Entries from a dataset:

==========

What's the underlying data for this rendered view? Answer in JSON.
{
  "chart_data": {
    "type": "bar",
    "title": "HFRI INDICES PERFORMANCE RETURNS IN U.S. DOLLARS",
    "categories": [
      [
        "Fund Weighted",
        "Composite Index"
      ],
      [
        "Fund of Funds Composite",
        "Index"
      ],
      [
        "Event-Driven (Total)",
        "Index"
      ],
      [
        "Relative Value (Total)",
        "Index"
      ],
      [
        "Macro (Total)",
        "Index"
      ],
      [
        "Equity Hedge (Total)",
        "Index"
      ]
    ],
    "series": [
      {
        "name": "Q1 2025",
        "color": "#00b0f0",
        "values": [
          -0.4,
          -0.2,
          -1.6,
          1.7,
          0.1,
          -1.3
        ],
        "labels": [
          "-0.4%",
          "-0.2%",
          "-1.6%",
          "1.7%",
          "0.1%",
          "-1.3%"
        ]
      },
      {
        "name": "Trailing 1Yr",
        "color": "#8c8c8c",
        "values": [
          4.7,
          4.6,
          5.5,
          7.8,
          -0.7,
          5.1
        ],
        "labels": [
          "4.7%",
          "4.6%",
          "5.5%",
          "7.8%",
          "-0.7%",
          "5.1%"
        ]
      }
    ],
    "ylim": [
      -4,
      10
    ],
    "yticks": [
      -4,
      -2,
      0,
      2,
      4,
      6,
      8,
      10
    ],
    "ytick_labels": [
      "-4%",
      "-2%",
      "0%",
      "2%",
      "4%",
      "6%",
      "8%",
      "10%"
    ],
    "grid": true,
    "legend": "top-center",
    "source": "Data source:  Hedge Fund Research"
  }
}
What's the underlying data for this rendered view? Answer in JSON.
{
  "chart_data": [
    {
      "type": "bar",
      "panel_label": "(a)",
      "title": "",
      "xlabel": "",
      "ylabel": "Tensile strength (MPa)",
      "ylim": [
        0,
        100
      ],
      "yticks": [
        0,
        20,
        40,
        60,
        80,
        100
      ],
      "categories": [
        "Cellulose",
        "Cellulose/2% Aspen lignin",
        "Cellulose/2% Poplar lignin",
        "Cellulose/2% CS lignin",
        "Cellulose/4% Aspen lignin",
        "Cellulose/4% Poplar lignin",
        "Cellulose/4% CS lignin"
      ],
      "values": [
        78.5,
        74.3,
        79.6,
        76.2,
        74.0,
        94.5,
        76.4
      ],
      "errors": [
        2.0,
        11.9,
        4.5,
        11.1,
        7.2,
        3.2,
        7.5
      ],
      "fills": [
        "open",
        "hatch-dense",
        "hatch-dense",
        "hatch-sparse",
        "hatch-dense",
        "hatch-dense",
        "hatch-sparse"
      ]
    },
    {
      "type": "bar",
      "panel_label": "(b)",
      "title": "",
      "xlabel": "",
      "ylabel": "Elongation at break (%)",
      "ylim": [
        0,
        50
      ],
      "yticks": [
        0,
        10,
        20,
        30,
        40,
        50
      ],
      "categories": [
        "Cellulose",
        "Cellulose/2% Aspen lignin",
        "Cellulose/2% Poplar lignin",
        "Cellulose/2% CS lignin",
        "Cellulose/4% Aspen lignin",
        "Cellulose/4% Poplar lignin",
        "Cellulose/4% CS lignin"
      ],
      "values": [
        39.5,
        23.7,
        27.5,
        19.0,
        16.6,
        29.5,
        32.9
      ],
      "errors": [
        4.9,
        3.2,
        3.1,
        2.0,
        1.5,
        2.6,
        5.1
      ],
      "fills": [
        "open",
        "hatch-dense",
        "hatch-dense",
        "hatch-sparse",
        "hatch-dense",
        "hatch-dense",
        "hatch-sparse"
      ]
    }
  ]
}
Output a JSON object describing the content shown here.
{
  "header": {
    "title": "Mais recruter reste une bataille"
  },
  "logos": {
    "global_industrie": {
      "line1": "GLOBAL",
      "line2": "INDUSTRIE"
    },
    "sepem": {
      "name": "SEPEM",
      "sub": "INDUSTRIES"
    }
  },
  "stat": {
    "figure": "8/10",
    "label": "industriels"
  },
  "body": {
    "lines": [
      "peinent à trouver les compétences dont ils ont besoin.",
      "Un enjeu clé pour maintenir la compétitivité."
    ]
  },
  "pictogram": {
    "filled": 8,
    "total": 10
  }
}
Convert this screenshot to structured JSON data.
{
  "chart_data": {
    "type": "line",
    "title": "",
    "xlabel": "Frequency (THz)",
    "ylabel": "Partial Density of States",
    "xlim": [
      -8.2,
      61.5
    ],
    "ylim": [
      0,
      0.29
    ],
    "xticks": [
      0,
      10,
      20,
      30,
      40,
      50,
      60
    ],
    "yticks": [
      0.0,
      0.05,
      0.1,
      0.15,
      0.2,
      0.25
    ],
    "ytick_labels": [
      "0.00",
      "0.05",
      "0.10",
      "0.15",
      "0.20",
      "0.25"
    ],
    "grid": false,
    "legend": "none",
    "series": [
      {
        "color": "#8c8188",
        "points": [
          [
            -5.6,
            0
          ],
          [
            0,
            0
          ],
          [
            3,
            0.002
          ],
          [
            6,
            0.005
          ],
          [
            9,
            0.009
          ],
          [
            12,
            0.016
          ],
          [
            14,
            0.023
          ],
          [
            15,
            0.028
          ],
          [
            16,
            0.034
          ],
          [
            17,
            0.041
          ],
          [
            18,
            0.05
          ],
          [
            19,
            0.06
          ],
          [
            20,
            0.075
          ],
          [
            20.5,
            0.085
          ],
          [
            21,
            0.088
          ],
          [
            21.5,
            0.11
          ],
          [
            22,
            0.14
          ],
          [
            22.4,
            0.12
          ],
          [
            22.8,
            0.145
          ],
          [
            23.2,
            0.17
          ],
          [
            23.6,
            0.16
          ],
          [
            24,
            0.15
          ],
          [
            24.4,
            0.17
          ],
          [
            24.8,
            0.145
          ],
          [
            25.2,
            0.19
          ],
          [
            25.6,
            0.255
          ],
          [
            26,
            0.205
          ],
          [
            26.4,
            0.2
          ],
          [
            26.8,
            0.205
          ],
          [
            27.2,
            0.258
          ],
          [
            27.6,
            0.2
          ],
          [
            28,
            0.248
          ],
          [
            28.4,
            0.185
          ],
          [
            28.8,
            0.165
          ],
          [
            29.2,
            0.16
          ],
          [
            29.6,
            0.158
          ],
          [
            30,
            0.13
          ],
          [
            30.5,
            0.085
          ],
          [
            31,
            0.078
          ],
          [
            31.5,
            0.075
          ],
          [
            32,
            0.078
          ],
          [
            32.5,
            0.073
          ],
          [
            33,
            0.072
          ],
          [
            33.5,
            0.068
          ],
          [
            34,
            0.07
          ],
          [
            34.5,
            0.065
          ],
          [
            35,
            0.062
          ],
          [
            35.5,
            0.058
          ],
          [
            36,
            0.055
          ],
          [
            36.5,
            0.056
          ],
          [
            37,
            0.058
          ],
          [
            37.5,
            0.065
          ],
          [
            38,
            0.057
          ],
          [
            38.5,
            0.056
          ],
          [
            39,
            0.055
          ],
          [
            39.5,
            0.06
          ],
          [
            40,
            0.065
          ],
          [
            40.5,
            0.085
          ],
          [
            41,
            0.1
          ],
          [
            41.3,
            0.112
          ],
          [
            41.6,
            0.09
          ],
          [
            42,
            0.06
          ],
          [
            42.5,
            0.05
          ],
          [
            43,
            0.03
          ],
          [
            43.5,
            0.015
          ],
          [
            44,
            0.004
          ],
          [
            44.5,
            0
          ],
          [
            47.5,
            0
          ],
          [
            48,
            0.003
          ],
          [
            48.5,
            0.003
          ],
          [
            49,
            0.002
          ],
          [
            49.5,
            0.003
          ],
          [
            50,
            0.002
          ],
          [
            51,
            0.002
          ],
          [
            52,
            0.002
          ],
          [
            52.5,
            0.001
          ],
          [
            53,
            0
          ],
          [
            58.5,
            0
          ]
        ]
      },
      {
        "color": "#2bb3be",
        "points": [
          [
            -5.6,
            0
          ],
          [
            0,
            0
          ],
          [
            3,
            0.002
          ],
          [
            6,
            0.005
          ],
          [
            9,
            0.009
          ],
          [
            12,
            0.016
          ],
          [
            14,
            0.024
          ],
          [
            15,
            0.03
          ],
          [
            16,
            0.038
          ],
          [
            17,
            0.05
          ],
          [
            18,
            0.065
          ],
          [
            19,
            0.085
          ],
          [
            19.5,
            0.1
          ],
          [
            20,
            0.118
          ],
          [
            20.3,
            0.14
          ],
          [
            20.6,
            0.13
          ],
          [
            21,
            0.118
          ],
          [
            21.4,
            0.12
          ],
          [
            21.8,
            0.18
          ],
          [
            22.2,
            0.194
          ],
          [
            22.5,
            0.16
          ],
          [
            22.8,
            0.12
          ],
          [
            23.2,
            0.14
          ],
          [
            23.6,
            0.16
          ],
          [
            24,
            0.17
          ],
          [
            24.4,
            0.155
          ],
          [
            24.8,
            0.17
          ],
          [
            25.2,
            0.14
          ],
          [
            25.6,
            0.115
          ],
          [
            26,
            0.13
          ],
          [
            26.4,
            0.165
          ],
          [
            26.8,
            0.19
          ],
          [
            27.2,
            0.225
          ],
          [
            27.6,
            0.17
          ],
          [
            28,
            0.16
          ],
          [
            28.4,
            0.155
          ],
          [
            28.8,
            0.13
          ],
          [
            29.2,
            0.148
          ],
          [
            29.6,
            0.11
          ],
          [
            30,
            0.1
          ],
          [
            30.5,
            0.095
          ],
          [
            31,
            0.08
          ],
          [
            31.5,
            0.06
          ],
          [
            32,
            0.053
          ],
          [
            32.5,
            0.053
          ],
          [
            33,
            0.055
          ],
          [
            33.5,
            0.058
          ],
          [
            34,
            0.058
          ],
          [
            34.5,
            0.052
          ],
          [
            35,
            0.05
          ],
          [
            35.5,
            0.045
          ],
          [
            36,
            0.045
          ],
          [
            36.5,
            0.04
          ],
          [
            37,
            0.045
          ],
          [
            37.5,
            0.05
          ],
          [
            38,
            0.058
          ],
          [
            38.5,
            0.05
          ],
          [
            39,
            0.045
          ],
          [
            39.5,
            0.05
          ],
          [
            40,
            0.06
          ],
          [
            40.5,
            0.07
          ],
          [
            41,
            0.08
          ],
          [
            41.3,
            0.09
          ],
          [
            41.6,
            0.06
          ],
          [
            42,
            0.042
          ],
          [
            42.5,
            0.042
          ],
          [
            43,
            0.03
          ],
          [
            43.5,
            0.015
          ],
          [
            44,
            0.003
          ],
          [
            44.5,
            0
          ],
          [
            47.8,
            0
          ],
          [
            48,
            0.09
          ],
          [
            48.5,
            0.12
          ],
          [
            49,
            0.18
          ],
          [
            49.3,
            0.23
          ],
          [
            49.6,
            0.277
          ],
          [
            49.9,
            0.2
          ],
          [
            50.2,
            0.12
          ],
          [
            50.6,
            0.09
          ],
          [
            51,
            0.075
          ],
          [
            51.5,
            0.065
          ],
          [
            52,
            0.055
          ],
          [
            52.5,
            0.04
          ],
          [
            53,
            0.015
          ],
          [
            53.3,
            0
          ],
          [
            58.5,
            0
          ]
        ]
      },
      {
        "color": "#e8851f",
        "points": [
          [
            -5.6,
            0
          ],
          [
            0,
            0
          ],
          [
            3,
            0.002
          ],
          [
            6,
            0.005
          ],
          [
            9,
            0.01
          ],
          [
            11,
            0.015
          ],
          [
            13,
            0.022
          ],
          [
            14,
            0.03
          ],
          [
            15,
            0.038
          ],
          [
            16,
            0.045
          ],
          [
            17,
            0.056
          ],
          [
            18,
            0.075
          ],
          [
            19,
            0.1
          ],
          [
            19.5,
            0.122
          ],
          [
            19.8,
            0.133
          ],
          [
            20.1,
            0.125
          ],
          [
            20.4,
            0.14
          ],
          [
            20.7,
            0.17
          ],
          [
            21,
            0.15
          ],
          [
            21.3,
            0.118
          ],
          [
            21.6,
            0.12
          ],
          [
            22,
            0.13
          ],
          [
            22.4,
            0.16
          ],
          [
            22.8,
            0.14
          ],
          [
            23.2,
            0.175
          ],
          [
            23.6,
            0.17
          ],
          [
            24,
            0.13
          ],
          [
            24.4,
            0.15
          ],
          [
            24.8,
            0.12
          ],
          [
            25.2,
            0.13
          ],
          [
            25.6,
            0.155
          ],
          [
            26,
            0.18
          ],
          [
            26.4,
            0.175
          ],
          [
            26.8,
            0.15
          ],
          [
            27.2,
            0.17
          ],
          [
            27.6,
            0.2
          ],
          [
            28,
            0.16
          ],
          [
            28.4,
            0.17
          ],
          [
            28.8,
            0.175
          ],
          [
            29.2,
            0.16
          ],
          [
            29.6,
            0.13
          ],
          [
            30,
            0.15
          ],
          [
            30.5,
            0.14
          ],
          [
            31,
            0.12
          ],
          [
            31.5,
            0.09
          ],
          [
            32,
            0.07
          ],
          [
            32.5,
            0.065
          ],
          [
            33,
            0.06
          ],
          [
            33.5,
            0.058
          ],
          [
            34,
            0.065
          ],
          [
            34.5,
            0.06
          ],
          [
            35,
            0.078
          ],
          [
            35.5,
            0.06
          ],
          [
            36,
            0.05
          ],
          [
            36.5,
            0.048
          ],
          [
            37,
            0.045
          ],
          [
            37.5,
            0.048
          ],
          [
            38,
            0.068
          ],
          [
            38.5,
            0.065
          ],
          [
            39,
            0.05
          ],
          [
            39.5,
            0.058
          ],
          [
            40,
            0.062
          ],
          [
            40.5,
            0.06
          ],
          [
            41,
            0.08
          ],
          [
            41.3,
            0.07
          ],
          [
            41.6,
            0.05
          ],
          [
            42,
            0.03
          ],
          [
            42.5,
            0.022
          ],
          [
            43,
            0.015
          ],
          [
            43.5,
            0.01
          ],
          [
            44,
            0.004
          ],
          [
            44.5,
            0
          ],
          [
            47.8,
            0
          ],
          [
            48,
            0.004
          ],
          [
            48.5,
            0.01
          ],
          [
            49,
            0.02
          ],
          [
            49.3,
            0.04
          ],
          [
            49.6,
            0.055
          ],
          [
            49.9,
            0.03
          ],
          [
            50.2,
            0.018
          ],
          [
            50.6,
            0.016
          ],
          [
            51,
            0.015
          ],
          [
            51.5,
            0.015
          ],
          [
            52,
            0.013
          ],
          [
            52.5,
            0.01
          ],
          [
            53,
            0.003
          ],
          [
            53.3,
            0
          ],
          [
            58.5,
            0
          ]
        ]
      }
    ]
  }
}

==========

Return each line that includes "ylabel".

      "ylabel": "Tensile strength (MPa)",
      "ylabel": "Elongation at break (%)",
    "ylabel": "Partial Density of States",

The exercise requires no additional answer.